— What you need to do —
Below is a block of data; give all of it again word for word.

(Stored data)

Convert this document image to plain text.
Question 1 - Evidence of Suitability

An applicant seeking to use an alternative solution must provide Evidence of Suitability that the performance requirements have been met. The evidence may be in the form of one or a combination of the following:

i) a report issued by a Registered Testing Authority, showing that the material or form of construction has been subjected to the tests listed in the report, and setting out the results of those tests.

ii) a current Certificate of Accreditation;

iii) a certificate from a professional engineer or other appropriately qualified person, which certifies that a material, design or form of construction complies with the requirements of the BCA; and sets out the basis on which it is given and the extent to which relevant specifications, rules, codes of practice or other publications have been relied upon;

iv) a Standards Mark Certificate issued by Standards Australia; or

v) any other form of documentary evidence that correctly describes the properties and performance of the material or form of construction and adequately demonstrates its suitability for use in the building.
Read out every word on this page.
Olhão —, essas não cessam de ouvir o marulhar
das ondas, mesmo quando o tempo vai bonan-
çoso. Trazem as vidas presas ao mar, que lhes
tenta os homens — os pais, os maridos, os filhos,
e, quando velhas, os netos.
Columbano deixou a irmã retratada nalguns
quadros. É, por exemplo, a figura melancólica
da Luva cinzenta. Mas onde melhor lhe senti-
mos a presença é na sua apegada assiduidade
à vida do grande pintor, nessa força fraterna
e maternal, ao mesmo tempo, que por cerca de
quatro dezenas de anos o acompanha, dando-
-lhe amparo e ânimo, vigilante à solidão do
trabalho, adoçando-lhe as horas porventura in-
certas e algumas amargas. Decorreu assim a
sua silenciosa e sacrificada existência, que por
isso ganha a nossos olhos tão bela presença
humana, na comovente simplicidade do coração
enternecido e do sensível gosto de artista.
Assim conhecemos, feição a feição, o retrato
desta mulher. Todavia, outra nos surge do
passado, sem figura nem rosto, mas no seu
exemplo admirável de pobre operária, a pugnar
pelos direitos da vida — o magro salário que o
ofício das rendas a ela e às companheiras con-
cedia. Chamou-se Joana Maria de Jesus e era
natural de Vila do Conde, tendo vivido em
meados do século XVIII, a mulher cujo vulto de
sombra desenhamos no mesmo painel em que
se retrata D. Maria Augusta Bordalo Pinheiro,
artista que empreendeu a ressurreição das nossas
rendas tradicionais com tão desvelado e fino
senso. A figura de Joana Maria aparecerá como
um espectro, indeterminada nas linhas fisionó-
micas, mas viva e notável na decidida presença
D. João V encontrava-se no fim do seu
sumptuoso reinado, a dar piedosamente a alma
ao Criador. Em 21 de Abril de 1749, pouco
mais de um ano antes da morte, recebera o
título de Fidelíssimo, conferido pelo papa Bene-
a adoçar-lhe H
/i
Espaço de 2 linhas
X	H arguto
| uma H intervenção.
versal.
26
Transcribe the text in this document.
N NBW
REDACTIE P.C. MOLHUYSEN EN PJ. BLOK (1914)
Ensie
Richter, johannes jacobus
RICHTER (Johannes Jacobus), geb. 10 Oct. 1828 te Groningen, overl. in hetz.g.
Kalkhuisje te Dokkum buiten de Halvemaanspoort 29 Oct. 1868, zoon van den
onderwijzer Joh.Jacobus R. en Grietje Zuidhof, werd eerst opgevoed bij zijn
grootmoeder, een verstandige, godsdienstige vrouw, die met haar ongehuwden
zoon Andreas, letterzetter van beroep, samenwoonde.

— Solution —
Convert this document image to plain text.
Question 1 - Evidence of Suitability

An applicant seeking to use an alternative solution must provide Evidence of Suitability that the performance requirements have been met. The evidence may be in the form of one or a combination of the following:

i) a report issued by a Registered Testing Authority, showing that the material or form of construction has been subjected to the tests listed in the report, and setting out the results of those tests.

ii) a current Certificate of Accreditation;

iii) a certificate from a professional engineer or other appropriately qualified person, which certifies that a material, design or form of construction complies with the requirements of the BCA; and sets out the basis on which it is given and the extent to which relevant specifications, rules, codes of practice or other publications have been relied upon;

iv) a Standards Mark Certificate issued by Standards Australia; or

v) any other form of documentary evidence that correctly describes the properties and performance of the material or form of construction and adequately demonstrates its suitability for use in the building.
Read out every word on this page.
Olhão —, essas não cessam de ouvir o marulhar
das ondas, mesmo quando o tempo vai bonan-
çoso. Trazem as vidas presas ao mar, que lhes
tenta os homens — os pais, os maridos, os filhos,
e, quando velhas, os netos.
Columbano deixou a irmã retratada nalguns
quadros. É, por exemplo, a figura melancólica
da Luva cinzenta. Mas onde melhor lhe senti-
mos a presença é na sua apegada assiduidade
à vida do grande pintor, nessa força fraterna
e maternal, ao mesmo tempo, que por cerca de
quatro dezenas de anos o acompanha, dando-
-lhe amparo e ânimo, vigilante à solidão do
trabalho, adoçando-lhe as horas porventura in-
certas e algumas amargas. Decorreu assim a
sua silenciosa e sacrificada existência, que por
isso ganha a nossos olhos tão bela presença
humana, na comovente simplicidade do coração
enternecido e do sensível gosto de artista.
Assim conhecemos, feição a feição, o retrato
desta mulher. Todavia, outra nos surge do
passado, sem figura nem rosto, mas no seu
exemplo admirável de pobre operária, a pugnar
pelos direitos da vida — o magro salário que o
ofício das rendas a ela e às companheiras con-
cedia. Chamou-se Joana Maria de Jesus e era
natural de Vila do Conde, tendo vivido em
meados do século XVIII, a mulher cujo vulto de
sombra desenhamos no mesmo painel em que
se retrata D. Maria Augusta Bordalo Pinheiro,
artista que empreendeu a ressurreição das nossas
rendas tradicionais com tão desvelado e fino
senso. A figura de Joana Maria aparecerá como
um espectro, indeterminada nas linhas fisionó-
micas, mas viva e notável na decidida presença
D. João V encontrava-se no fim do seu
sumptuoso reinado, a dar piedosamente a alma
ao Criador. Em 21 de Abril de 1749, pouco
mais de um ano antes da morte, recebera o
título de Fidelíssimo, conferido pelo papa Bene-
a adoçar-lhe H
/i
Espaço de 2 linhas
X	H arguto
| uma H intervenção.
versal.
26
Transcribe the text in this document.
N NBW
REDACTIE P.C. MOLHUYSEN EN PJ. BLOK (1914)
Ensie
Richter, johannes jacobus
RICHTER (Johannes Jacobus), geb. 10 Oct. 1828 te Groningen, overl. in hetz.g.
Kalkhuisje te Dokkum buiten de Halvemaanspoort 29 Oct. 1868, zoon van den
onderwijzer Joh.Jacobus R. en Grietje Zuidhof, werd eerst opgevoed bij zijn
grootmoeder, een verstandige, godsdienstige vrouw, die met haar ongehuwden
zoon Andreas, letterzetter van beroep, samenwoonde.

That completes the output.